+++ Dataset content +++

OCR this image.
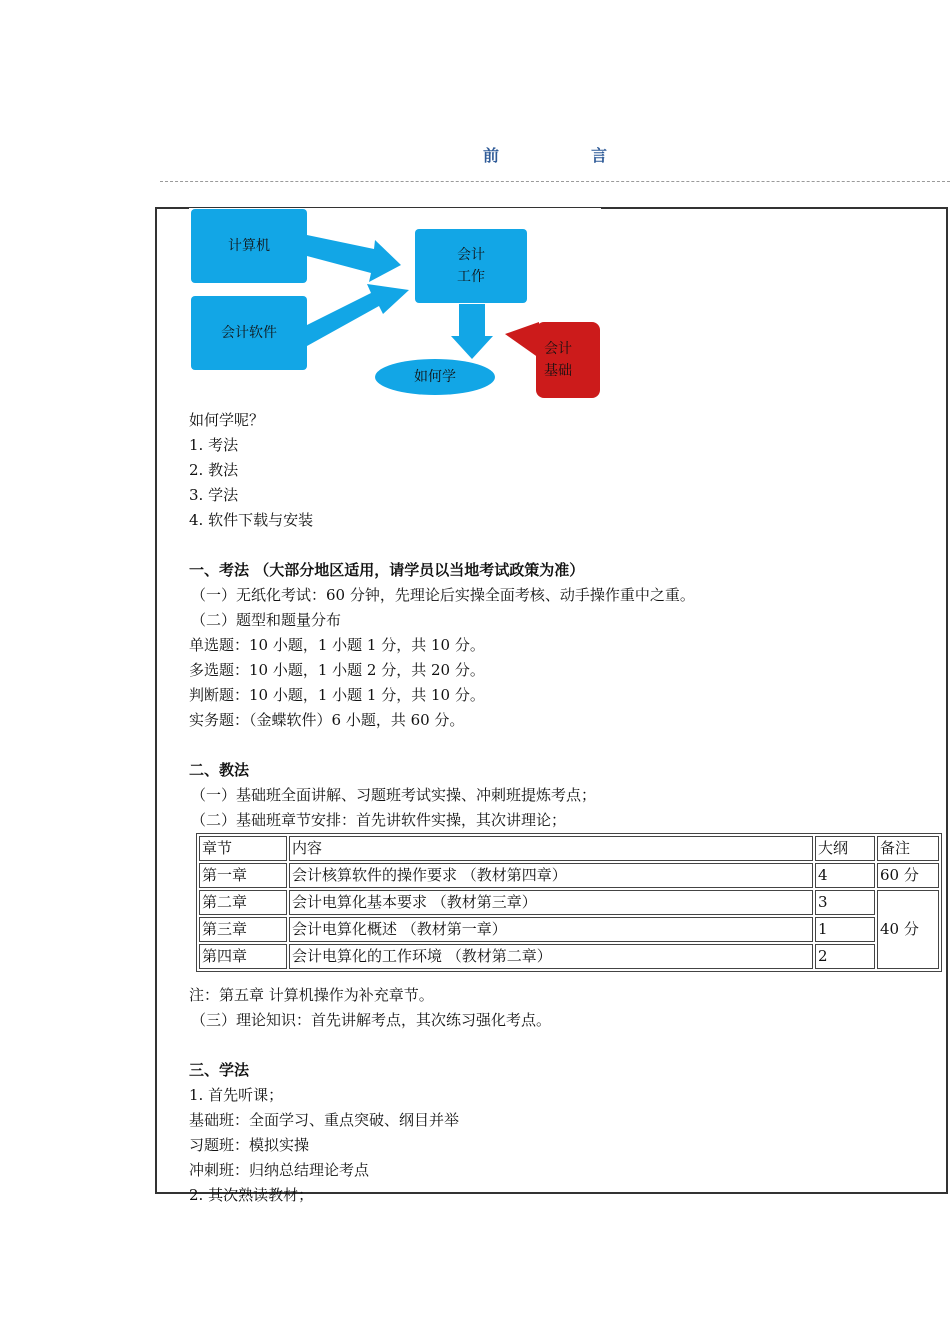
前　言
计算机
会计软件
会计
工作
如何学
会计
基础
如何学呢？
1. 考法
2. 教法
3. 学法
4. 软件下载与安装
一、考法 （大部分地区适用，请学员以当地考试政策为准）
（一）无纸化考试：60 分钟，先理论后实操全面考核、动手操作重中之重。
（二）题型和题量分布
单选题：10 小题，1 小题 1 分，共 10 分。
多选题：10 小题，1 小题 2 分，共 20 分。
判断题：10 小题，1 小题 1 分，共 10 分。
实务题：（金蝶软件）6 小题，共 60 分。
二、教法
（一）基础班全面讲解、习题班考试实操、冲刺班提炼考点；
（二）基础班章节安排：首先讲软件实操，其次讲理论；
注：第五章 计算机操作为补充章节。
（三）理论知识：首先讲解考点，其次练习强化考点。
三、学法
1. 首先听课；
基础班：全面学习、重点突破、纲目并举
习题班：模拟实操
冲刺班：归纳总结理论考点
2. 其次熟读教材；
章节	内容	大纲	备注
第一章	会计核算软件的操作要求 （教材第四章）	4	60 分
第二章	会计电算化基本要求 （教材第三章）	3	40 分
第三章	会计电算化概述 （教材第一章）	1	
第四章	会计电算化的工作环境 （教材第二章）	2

+++

• Exercise prompt:
Each record above should be copied character for character, with pictures dropped.

• Task output:
OCR this image.
前　言
计算机
会计软件
会计
工作
如何学
会计
基础
如何学呢？
1. 考法
2. 教法
3. 学法
4. 软件下载与安装
一、考法 （大部分地区适用，请学员以当地考试政策为准）
（一）无纸化考试：60 分钟，先理论后实操全面考核、动手操作重中之重。
（二）题型和题量分布
单选题：10 小题，1 小题 1 分，共 10 分。
多选题：10 小题，1 小题 2 分，共 20 分。
判断题：10 小题，1 小题 1 分，共 10 分。
实务题：（金蝶软件）6 小题，共 60 分。
二、教法
（一）基础班全面讲解、习题班考试实操、冲刺班提炼考点；
（二）基础班章节安排：首先讲软件实操，其次讲理论；
注：第五章 计算机操作为补充章节。
（三）理论知识：首先讲解考点，其次练习强化考点。
三、学法
1. 首先听课；
基础班：全面学习、重点突破、纲目并举
习题班：模拟实操
冲刺班：归纳总结理论考点
2. 其次熟读教材；
章节	内容	大纲	备注
第一章	会计核算软件的操作要求 （教材第四章）	4	60 分
第二章	会计电算化基本要求 （教材第三章）	3	40 分
第三章	会计电算化概述 （教材第一章）	1	
第四章	会计电算化的工作环境 （教材第二章）	2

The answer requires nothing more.